Exercise description: Reproduce the mailing list post on RBD cache and rbd-nbd between "I have the following" and "statement about this.", inclusive, replacing "documentation" with "manual".

Document extract:
___

All of lore.kernel.org
 help / color / mirror / Atom feed
* RBD Cache and rbd-nbd
@ 2018-05-10 19:03 Marc Schöchlin
       [not found] ` <f57c4834-517e-0c0e-7496-831689327bac-aJA5TdoZkU0dnm+yROfE0A@public.gmane.org>
  0 siblings, 1 reply; 6+ messages in thread
From: Marc Schöchlin @ 2018-05-10 19:03 UTC (permalink / raw)
  To: ceph-devel-u79uwXL29TY76Z2rM5mHXA, ceph-users


[-- Attachment #1.1: Type: text/plain, Size: 1262 bytes --]

Hello list,

i map ~30 rbds  per xenserver
<https://github.com/vico-research-and-consulting/RBDSR> host by using
rbd-nbd to run virtual machines on these devices.

I have the following questions:

  * Is it possible to use rbd cache for rbd-nbd? I assume that this is
    true, but  the documentation does not make a clear statement about this.

___

Information shown:

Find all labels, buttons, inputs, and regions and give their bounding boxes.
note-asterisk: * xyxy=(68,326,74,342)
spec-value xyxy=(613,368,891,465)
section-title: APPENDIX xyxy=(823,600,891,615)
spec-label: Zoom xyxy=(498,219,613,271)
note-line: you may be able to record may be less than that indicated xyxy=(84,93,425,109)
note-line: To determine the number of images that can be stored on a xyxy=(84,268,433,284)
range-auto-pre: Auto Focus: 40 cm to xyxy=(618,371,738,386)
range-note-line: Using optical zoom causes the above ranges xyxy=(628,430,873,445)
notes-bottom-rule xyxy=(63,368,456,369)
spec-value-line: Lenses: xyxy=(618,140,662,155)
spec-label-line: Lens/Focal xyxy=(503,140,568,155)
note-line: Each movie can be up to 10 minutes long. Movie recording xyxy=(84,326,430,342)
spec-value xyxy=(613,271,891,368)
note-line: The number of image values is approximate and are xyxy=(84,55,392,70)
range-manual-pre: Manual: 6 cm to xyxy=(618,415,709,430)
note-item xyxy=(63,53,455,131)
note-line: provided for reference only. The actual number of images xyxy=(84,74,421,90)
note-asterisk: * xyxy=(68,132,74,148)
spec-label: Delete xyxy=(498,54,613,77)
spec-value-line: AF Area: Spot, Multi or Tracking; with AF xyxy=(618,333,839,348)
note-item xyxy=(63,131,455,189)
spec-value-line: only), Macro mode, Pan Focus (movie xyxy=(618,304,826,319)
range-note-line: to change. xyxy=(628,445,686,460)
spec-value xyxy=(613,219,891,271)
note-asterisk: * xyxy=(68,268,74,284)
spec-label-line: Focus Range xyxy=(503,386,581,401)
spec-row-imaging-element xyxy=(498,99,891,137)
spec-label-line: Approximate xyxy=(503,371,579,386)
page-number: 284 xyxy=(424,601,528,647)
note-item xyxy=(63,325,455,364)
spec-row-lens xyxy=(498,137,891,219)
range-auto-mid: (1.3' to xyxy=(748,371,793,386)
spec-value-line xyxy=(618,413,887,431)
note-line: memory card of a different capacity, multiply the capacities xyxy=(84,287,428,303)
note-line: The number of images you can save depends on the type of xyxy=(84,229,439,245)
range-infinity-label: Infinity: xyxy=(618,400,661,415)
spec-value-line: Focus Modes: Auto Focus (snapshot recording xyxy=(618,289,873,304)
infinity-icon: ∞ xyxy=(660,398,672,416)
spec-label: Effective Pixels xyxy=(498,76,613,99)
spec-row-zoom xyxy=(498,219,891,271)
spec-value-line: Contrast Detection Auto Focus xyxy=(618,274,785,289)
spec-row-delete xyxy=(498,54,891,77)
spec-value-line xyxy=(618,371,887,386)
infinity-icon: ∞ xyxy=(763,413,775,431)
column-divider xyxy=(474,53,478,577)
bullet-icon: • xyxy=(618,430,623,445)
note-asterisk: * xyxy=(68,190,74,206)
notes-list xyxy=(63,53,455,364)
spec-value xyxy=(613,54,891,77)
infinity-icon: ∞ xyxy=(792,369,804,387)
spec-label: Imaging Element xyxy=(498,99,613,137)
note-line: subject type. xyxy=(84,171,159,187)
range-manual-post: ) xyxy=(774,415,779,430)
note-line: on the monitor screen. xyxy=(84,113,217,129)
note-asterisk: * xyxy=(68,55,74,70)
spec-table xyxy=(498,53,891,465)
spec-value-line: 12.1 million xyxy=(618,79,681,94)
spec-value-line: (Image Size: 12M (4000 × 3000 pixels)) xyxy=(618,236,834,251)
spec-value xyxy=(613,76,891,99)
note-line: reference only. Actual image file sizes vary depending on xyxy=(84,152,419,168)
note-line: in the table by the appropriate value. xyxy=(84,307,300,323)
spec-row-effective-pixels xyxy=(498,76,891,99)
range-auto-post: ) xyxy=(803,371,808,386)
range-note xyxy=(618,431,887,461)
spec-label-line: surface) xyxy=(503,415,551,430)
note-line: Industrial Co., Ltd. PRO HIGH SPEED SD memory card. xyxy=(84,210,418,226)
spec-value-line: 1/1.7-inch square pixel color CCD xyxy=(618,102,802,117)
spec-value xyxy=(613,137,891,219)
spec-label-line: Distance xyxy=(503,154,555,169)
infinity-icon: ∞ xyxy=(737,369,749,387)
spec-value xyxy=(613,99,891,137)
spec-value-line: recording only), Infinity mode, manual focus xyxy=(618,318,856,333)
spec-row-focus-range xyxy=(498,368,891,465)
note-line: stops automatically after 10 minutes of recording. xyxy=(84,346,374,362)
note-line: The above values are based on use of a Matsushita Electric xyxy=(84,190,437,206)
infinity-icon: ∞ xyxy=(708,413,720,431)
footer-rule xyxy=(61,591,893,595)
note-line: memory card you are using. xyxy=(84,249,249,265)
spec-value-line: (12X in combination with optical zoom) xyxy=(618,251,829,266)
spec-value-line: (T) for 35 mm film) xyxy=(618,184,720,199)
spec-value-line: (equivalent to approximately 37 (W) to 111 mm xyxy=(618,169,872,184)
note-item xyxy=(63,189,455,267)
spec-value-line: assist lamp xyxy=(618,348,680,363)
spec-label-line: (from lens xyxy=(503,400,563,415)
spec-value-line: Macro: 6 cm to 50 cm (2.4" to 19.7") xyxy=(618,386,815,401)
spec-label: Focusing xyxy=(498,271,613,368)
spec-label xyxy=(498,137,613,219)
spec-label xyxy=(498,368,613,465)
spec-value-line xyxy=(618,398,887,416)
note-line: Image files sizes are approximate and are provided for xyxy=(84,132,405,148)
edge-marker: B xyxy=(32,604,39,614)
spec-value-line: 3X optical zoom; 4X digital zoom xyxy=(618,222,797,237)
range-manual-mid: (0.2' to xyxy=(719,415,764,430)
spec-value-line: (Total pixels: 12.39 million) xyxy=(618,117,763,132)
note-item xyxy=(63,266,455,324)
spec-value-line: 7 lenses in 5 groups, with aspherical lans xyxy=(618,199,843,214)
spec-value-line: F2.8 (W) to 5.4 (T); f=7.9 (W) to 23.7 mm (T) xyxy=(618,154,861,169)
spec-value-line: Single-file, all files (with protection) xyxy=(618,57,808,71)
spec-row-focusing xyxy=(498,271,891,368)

___

Your response:
I have the following questions:

  * Is it possible to use rbd cache for rbd-nbd? I assume that this is
    true, but  the manual does not make a clear statement about this.